>> Start Data for this task

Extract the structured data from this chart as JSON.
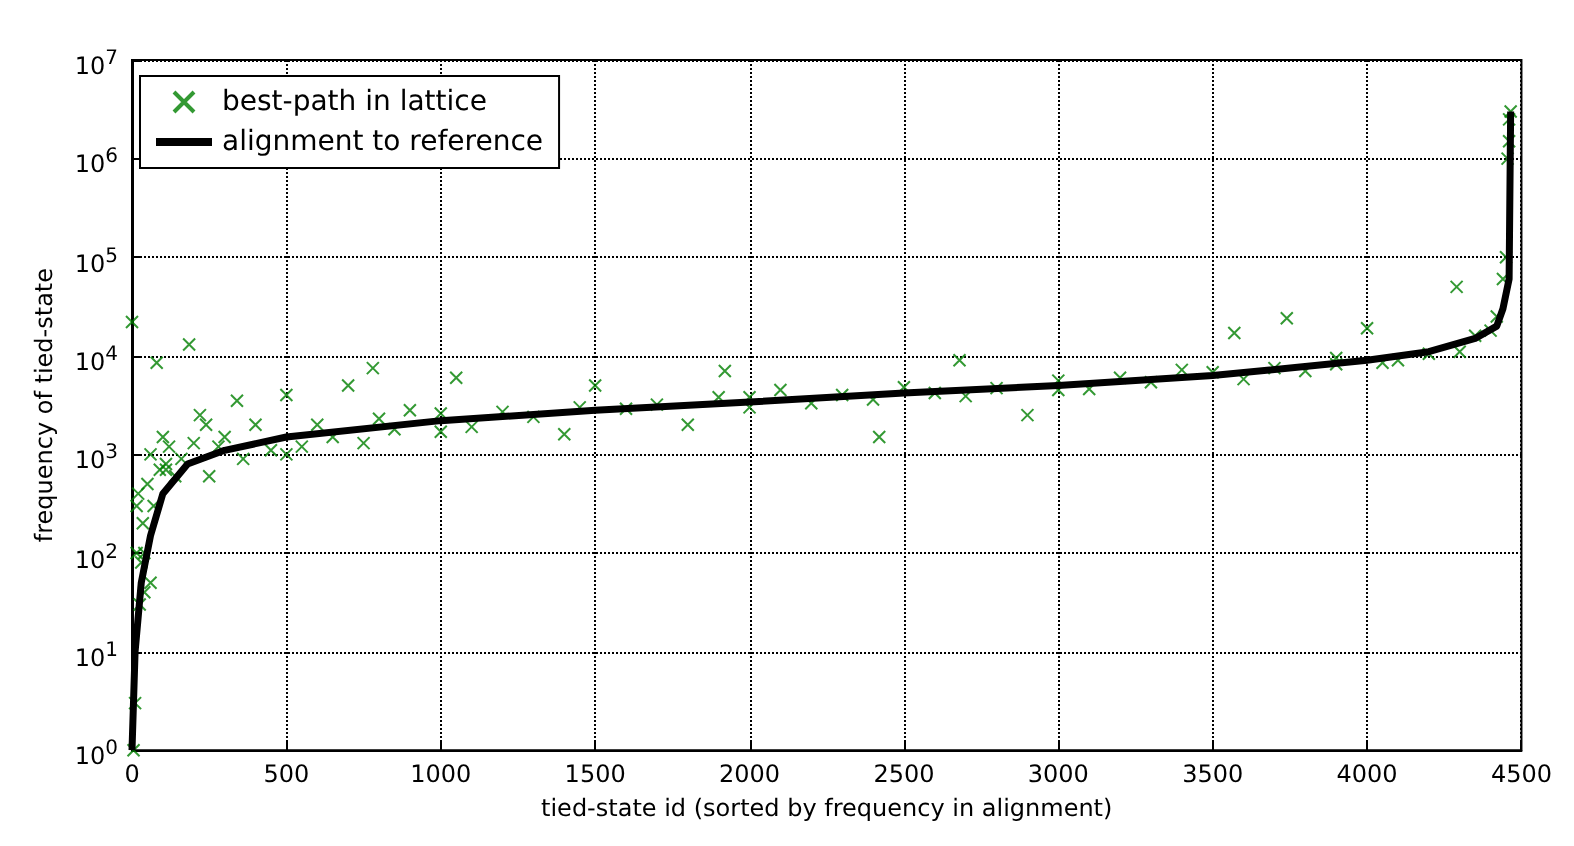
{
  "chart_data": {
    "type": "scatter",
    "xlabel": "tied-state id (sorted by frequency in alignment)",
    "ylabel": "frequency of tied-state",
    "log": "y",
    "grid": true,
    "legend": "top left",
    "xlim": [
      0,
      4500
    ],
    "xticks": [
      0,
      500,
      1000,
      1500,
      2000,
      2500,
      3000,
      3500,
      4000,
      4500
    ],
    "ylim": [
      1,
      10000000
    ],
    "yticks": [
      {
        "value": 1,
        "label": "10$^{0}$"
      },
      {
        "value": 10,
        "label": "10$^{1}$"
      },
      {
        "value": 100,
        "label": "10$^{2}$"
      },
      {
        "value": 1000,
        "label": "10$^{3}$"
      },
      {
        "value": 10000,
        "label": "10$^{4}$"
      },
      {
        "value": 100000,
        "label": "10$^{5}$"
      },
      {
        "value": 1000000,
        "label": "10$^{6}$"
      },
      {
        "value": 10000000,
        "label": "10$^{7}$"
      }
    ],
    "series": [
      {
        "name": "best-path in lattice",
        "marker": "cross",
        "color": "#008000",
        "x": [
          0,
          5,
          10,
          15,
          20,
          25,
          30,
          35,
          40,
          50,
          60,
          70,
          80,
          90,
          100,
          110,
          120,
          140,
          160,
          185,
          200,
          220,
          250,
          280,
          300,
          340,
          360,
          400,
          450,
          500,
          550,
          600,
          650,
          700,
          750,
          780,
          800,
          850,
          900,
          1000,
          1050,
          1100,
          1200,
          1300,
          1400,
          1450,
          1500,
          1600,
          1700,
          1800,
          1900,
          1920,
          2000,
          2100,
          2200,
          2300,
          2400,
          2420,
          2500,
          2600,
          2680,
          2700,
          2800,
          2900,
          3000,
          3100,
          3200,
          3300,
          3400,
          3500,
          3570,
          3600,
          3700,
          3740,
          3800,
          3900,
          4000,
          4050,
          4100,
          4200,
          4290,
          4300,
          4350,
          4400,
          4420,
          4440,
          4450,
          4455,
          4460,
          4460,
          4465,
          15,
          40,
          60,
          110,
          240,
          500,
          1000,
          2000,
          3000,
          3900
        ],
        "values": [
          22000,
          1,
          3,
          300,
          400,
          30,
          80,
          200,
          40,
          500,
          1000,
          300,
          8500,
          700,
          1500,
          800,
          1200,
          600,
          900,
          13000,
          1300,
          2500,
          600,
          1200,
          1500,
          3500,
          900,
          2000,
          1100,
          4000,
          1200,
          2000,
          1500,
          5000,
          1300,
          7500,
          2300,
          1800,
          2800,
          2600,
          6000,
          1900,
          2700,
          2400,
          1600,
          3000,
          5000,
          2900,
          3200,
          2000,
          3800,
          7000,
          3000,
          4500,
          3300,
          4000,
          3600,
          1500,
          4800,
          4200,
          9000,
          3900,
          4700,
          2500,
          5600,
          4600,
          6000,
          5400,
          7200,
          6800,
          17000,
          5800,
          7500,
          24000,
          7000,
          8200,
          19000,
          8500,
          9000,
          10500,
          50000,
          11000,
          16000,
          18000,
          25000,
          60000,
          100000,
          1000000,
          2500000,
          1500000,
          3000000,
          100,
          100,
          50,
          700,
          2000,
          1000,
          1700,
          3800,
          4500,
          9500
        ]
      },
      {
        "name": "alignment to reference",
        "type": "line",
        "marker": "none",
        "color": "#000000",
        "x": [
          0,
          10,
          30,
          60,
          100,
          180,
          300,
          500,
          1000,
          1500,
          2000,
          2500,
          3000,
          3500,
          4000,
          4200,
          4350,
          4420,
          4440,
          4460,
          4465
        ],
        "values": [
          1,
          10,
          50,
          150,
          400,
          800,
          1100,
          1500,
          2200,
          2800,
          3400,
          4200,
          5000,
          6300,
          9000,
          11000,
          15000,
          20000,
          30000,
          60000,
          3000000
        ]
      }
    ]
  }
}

>> End Data for this task
>> Start Data for this task

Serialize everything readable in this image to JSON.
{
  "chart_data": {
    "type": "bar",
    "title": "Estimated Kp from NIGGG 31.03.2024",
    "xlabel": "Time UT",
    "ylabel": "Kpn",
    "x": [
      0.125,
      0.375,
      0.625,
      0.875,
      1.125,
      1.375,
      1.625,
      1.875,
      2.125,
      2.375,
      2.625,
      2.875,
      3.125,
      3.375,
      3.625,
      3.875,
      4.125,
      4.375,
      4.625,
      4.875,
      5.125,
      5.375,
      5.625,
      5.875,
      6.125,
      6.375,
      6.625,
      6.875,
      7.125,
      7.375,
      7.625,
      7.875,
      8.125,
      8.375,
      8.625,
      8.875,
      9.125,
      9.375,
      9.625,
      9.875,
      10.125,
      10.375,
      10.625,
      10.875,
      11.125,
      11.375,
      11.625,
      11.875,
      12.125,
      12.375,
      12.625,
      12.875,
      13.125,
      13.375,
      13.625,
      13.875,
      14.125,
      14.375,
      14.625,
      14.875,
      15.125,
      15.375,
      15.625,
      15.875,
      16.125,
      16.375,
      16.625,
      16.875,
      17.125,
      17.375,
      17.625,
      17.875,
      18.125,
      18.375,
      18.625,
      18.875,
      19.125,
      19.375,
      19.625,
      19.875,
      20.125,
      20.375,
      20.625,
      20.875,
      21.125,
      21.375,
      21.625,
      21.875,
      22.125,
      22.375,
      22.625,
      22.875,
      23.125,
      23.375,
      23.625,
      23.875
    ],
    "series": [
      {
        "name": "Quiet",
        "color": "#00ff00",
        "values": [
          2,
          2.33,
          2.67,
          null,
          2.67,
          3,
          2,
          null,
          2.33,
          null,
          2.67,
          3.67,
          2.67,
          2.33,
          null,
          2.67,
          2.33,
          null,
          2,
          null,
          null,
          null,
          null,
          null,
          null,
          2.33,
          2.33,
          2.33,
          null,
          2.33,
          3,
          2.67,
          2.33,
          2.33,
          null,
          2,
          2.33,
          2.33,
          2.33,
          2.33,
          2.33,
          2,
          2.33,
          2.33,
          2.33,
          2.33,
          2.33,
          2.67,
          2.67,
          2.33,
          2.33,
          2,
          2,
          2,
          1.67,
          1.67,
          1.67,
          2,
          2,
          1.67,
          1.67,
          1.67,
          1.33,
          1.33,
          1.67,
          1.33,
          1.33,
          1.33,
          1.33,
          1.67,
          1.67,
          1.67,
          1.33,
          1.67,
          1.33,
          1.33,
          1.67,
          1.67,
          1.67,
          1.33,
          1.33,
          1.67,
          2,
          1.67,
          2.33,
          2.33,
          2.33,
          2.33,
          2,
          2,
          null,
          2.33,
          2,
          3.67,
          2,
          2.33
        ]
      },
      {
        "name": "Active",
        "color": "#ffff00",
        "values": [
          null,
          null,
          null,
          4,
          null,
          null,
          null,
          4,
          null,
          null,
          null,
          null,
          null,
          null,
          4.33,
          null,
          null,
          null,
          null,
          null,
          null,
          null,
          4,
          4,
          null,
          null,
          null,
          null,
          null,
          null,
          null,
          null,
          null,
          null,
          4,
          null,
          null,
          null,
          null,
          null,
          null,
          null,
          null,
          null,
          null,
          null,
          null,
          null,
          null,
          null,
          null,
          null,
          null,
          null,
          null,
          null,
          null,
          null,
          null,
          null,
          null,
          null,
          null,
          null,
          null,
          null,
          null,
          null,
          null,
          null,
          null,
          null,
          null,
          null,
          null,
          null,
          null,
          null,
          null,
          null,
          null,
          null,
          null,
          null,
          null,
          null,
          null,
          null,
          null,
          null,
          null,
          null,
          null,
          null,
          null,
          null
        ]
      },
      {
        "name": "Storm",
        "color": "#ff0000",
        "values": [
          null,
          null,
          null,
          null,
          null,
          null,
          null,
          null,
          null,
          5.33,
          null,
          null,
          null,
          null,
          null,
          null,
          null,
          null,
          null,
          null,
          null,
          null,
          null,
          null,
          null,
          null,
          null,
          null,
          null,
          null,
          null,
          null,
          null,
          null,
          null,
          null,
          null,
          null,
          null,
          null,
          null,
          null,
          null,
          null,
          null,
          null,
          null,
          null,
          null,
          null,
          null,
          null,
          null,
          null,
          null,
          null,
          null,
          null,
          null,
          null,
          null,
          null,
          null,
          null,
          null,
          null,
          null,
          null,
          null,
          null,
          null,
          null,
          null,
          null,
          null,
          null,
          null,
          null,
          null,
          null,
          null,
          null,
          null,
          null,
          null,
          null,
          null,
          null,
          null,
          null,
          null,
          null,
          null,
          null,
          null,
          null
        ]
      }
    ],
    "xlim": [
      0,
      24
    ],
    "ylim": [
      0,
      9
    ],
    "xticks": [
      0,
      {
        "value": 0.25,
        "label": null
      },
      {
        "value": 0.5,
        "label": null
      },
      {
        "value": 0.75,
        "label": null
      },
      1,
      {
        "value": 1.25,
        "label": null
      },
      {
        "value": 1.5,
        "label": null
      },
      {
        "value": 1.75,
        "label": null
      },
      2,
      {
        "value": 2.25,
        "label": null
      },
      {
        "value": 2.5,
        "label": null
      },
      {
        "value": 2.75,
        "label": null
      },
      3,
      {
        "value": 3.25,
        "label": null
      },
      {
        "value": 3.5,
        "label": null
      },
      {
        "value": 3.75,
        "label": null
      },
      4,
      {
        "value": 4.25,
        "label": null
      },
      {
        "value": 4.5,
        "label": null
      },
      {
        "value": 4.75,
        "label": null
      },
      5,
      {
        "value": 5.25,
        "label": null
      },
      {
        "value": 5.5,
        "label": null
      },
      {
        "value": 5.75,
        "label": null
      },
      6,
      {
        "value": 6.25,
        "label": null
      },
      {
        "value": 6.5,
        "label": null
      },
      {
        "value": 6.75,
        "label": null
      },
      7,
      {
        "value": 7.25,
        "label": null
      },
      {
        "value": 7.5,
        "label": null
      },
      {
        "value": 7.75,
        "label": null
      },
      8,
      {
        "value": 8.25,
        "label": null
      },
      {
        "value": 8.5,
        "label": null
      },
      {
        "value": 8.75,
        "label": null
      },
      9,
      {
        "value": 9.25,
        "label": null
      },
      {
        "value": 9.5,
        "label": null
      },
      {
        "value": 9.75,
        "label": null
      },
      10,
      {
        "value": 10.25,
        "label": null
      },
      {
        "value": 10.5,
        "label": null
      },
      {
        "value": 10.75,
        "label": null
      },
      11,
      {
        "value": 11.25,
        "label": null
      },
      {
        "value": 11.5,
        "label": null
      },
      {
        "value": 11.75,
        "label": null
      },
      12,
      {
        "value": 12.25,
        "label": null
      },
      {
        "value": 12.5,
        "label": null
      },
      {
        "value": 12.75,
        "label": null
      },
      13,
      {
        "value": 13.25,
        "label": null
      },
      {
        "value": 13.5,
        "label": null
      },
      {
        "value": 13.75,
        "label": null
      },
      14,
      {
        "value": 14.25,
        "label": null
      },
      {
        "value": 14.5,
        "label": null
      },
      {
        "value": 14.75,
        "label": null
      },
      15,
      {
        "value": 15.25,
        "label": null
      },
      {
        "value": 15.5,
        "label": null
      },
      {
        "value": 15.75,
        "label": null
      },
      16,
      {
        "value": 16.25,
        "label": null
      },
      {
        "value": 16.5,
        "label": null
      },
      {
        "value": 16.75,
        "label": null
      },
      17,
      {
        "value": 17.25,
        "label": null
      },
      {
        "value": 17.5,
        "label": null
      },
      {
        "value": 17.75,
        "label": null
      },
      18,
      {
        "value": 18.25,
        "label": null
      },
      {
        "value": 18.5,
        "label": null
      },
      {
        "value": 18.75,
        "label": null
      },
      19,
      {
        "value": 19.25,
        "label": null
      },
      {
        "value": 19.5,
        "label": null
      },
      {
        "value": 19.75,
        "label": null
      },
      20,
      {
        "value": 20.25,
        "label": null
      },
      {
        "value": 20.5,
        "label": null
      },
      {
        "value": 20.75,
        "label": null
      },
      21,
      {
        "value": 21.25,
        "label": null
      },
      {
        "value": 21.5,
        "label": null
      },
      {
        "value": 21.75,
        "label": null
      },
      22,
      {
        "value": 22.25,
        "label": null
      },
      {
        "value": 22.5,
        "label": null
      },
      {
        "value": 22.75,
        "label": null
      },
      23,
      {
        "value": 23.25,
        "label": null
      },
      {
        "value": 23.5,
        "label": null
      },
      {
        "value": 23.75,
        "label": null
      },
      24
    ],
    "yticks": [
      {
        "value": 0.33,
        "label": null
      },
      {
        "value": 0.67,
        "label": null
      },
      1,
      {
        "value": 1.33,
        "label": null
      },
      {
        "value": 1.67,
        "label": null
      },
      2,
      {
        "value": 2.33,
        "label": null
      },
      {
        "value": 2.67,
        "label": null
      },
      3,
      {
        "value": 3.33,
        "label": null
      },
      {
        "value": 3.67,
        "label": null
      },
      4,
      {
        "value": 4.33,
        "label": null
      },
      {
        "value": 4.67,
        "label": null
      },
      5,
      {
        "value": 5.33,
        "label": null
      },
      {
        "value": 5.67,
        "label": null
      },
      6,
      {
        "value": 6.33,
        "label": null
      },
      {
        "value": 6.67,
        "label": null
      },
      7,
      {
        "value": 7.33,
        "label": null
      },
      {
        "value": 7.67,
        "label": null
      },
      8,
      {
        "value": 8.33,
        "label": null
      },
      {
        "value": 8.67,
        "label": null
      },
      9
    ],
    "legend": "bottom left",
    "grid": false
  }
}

>> End Data for this task

▶ _Required work_: Lines containing the string "alignment" are to be selected and copied.

▶ _Exercise solution_:
    "xlabel": "tied-state id (sorted by frequency in alignment)",
        "name": "alignment to reference",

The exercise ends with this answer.